Okuma metni:
· · · · ·

Sinan Çiftyürek: Öncelikle şunu belirtmek istiyorum: emperyalizmin dostu-düşmanı yoktur çıkarları vardır. Çıkarlarına göre dostu da düşmanı da değişkenlik gösterir. ABD ya da İngiltere’nin bu gün dostu olan bir devlet, bir ulus yarın düşmanı olabilir.
ABD 21. yüzyılda kendi ülkesinde ayakta durabilmek için Avrasya üzerinde egemenlik kurmak istiyordu. Bunu 1990’lı yılların başında uzun soluklu bir strateji haline getirdi. İngiliz jeopolitik bilimci Sir Harold Mackinder ta 1904 yılında “Avrasya’ya hükmeden dünyaya hükmeder” demişti. Ve ABD’li strateji uzmanı Brzezinski ise “Büyük Satranç Tahtası” adlı kitabında ABD için “21. yüzyılda en önemli stratejik ödülün Avrasya üzerinde kontrol tesis etmek” olduğunu belirtir. Uzatmak istemiyorum. Bu saptamalar ABD’nin 21. yy Avrasya stratejisinin temelini oluşturur.
ABD öncelikle Rusya ve ardından Çin’i kuşatıp etkisizleştirmek istiyordu. Avrasya’yı denetlemek bu iki devleti etkisizleştirmekten geçtiğini ABD biliyordu. Avrasya stratejisinin amacı belli ve bu amaçla önce Afganistan, sonra Irak işgal edildi.
ABD Avrasya stratejisini belirlerken, Ortadoğu’nun Kalbinde yer alan Kürdistan ulusal kurtuluş hareketine de yer verdi. Dört devlet tarafından yüz yıldır aralıksız dövülen ve devlet kurma özlemi içindeki Kürt halkı ile işbirliğine yönelme önce ABD’den gelmiş ve karşılığını bulmuştur.
Kürtler, esas olarak da Güneyli (Irak) Kürtler, “dinsize karşı imansıza sığınma” misali Saddam diktatörlüğüne karşı ABD’ye sığındılar, işbirliğine yöneldiler. Bu işbirliğinin uzun sürüp sürmeyeceği, bölgedeki, özellikle de Irak’taki gelişmelere bağlıdır. Bu işbirliğinin kalıcı olacağını düşünmüyorum, fakat kısa sürede sona ereceğini düşünmek de yanlış olur.
Kürt ulusal hareketi, Kürtler Ortadoğu’da önemli bir dinamiği barındırıyorlar. Ya devrimci hareket bu 40 milyonluk potansiyeli, halkların ve devrimci değişimin yararına değerlendirir ya da emperyalizm, halkları böl-parçala-yönet siyasetinin ve Asya’da egemenlik kurma hedefinin, bir parçası olarak Kürt ulusal potansiyelini kullanacaktır.

· · · · ·

Gösterilen veriler:
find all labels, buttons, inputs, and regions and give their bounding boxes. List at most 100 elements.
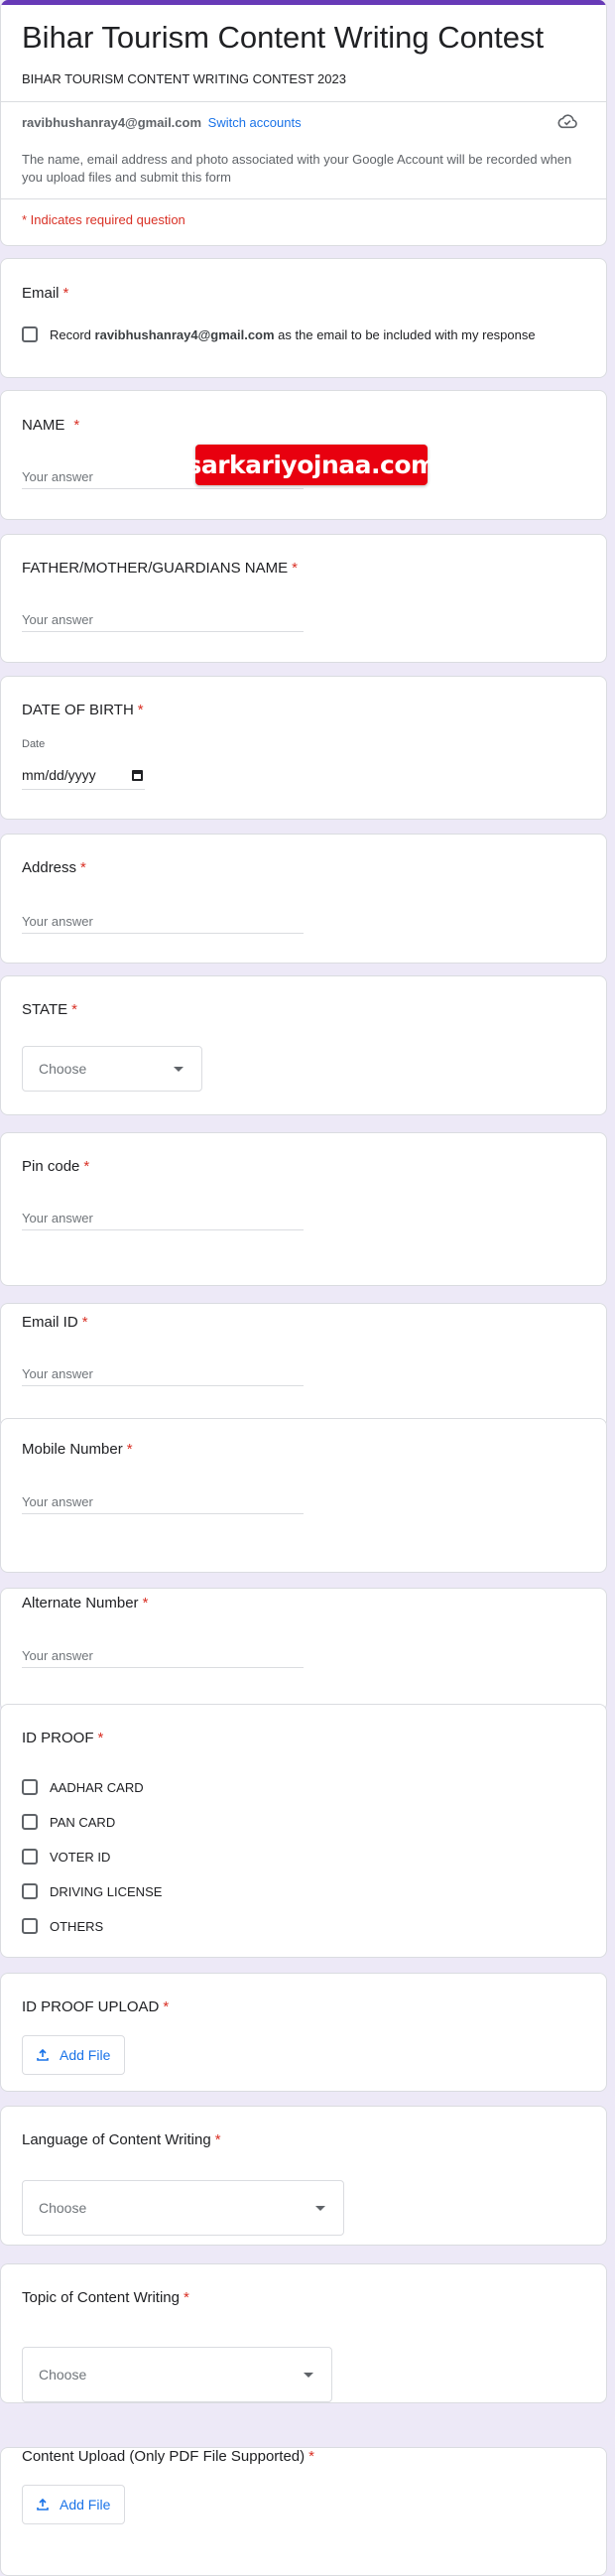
divider [1, 101, 606, 102]
add-file-label: Add File [60, 2497, 111, 2512]
question-id-proof-upload: ID PROOF UPLOAD * Add File [0, 1973, 607, 2092]
question-title: Topic of Content Writing * [22, 2289, 189, 2306]
question-title: DATE OF BIRTH * [22, 702, 144, 718]
record-email-address: ravibhushanray4@gmail.com [94, 326, 275, 342]
question-title: Language of Content Writing * [22, 2131, 221, 2148]
question-title: Email * [22, 285, 68, 302]
option-label: VOTER ID [50, 1849, 111, 1865]
guardian-name-input[interactable] [22, 607, 304, 632]
question-content-upload: Content Upload (Only PDF File Supported)… [0, 2447, 607, 2576]
question-title: NAME * [22, 417, 79, 434]
required-star: * [163, 1998, 170, 2015]
question-title: Email ID * [22, 1314, 88, 1331]
question-pin-code: Pin code * [0, 1132, 607, 1286]
form-title: Bihar Tourism Content Writing Contest [22, 20, 545, 55]
dropdown-arrow-icon [174, 1066, 184, 1072]
required-note: * Indicates required question [22, 212, 185, 227]
dropdown-value: Choose [39, 2200, 87, 2216]
form-description: BIHAR TOURISM CONTENT WRITING CONTEST 20… [22, 71, 346, 86]
id-proof-add-file-button[interactable]: Add File [22, 2035, 125, 2075]
required-star: * [62, 285, 69, 302]
question-guardian-name: FATHER/MOTHER/GUARDIANS NAME * [0, 534, 607, 663]
topic-dropdown[interactable]: Choose [22, 2347, 332, 2402]
dropdown-arrow-icon [315, 2205, 325, 2211]
question-title-text: ID PROOF UPLOAD [22, 1998, 160, 2015]
dropdown-value: Choose [39, 1061, 87, 1077]
required-star: * [308, 2448, 314, 2465]
address-input[interactable] [22, 909, 304, 934]
question-title-text: Language of Content Writing [22, 2131, 211, 2148]
question-title-text: Mobile Number [22, 1441, 123, 1458]
required-star: * [137, 702, 144, 718]
option-label: DRIVING LICENSE [50, 1883, 163, 1899]
watermark-banner: sarkariyojnaa.com [186, 445, 436, 485]
calendar-icon[interactable] [132, 769, 143, 781]
pin-code-input[interactable] [22, 1206, 304, 1230]
question-title-text: FATHER/MOTHER/GUARDIANS NAME [22, 560, 289, 577]
content-add-file-button[interactable]: Add File [22, 2485, 125, 2524]
required-star: * [214, 2131, 221, 2148]
question-title: Content Upload (Only PDF File Supported)… [22, 2448, 314, 2465]
question-email: Email * Record ravibhushanray4@gmail.com … [0, 258, 607, 378]
account-row: ravibhushanray4@gmail.com Switch account… [22, 115, 302, 130]
question-email-id: Email ID * [0, 1303, 607, 1429]
email-id-input[interactable] [22, 1361, 304, 1386]
record-prefix: Record [50, 326, 95, 342]
checkbox[interactable] [22, 1814, 38, 1830]
question-title-text: DATE OF BIRTH [22, 702, 134, 718]
option-label: OTHERS [50, 1918, 104, 1934]
question-title: ID PROOF * [22, 1730, 103, 1746]
question-topic: Topic of Content Writing * Choose [0, 2263, 607, 2403]
accent-bar [1, 0, 606, 5]
question-title-text: NAME [22, 417, 65, 434]
question-title-text: Topic of Content Writing [22, 2289, 180, 2306]
question-address: Address * [0, 834, 607, 964]
switch-accounts-link[interactable]: Switch accounts [208, 115, 302, 130]
required-star: * [126, 1441, 133, 1458]
mobile-number-input[interactable] [22, 1489, 304, 1514]
checkbox[interactable] [22, 1849, 38, 1865]
question-date-of-birth: DATE OF BIRTH * Date mm/dd/yyyy [0, 676, 607, 820]
upload-icon [37, 2498, 49, 2511]
question-title: FATHER/MOTHER/GUARDIANS NAME * [22, 560, 298, 577]
upload-icon [37, 2048, 49, 2061]
question-title-text: ID PROOF [22, 1730, 94, 1746]
option-label: AADHAR CARD [50, 1779, 144, 1795]
id-proof-option[interactable]: AADHAR CARD [22, 1779, 144, 1795]
required-star: * [73, 417, 80, 434]
id-proof-option[interactable]: DRIVING LICENSE [22, 1883, 162, 1899]
option-label: PAN CARD [50, 1814, 116, 1830]
id-proof-option[interactable]: VOTER ID [22, 1849, 110, 1865]
required-star: * [292, 560, 298, 577]
state-dropdown[interactable]: Choose [22, 1046, 202, 1092]
language-dropdown[interactable]: Choose [22, 2180, 344, 2236]
question-title-text: Content Upload (Only PDF File Supported) [22, 2448, 306, 2465]
account-email: ravibhushanray4@gmail.com [22, 115, 202, 130]
question-title-text: Email [22, 285, 60, 302]
question-language: Language of Content Writing * Choose [0, 2106, 607, 2246]
question-title: STATE * [22, 1001, 77, 1018]
add-file-label: Add File [60, 2047, 111, 2063]
id-proof-option[interactable]: PAN CARD [22, 1814, 115, 1830]
dropdown-arrow-icon [304, 2372, 313, 2378]
required-star: * [142, 1595, 149, 1611]
question-mobile-number: Mobile Number * [0, 1418, 607, 1573]
question-title: Mobile Number * [22, 1441, 133, 1458]
alternate-number-input[interactable] [22, 1643, 304, 1668]
divider [1, 198, 606, 199]
checkbox[interactable] [22, 1883, 38, 1899]
question-title: Alternate Number * [22, 1595, 148, 1611]
question-title: Pin code * [22, 1158, 89, 1175]
record-email-checkbox-row[interactable]: Record ravibhushanray4@gmail.com as the … [22, 326, 536, 342]
checkbox[interactable] [22, 1779, 38, 1795]
date-placeholder: mm/dd/yyyy [22, 767, 96, 783]
record-email-checkbox[interactable] [22, 326, 38, 342]
checkbox[interactable] [22, 1918, 38, 1934]
question-title-text: STATE [22, 1001, 68, 1018]
question-title: ID PROOF UPLOAD * [22, 1998, 169, 2015]
required-star: * [81, 1314, 88, 1331]
question-alternate-number: Alternate Number * [0, 1588, 607, 1712]
id-proof-option[interactable]: OTHERS [22, 1918, 103, 1934]
question-title: Address * [22, 859, 86, 876]
date-of-birth-input[interactable]: mm/dd/yyyy [22, 761, 145, 790]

· · · · ·

Yapılacak işler:
1. Okuma metnine göre Sir Harold Mackinder 1904 yılında ne demişti?
2. Satırlarda "divider [1, 101, 606, 102]" geçen satırdan "guardian-name-input[interactable] [22, 607, 304, 632]" geçen satıra kadar, iki uç da dahil, hepsini No ve İçerik sütunlarıyla bir Markdown tablosu olarak düzenle. Boş satırları alma.

Görev sonuçları:
1. “Avrasya’ya hükmeden dünyaya hükmeder” demişti.

2.
| No | İçerik |
|---|---|
| 1 | divider [1, 101, 606, 102] |
| 2 | add-file-label: Add File [60, 2497, 111, 2512] |
| 3 | question-id-proof-upload: ID PROOF UPLOAD * Add File [0, 1973, 607, 2092] |
| 4 | question-title: Topic of Content Writing * [22, 2289, 189, 2306] |
| 5 | question-title: DATE OF BIRTH * [22, 702, 144, 718] |
| 6 | record-email-address: ravibhushanray4@gmail.com [94, 326, 275, 342] |
| 7 | question-title: Language of Content Writing * [22, 2131, 221, 2148] |
| 8 | question-title: Email * [22, 285, 68, 302] |
| 9 | option-label: VOTER ID [50, 1849, 111, 1865] |
| 10 | guardian-name-input[interactable] [22, 607, 304, 632] |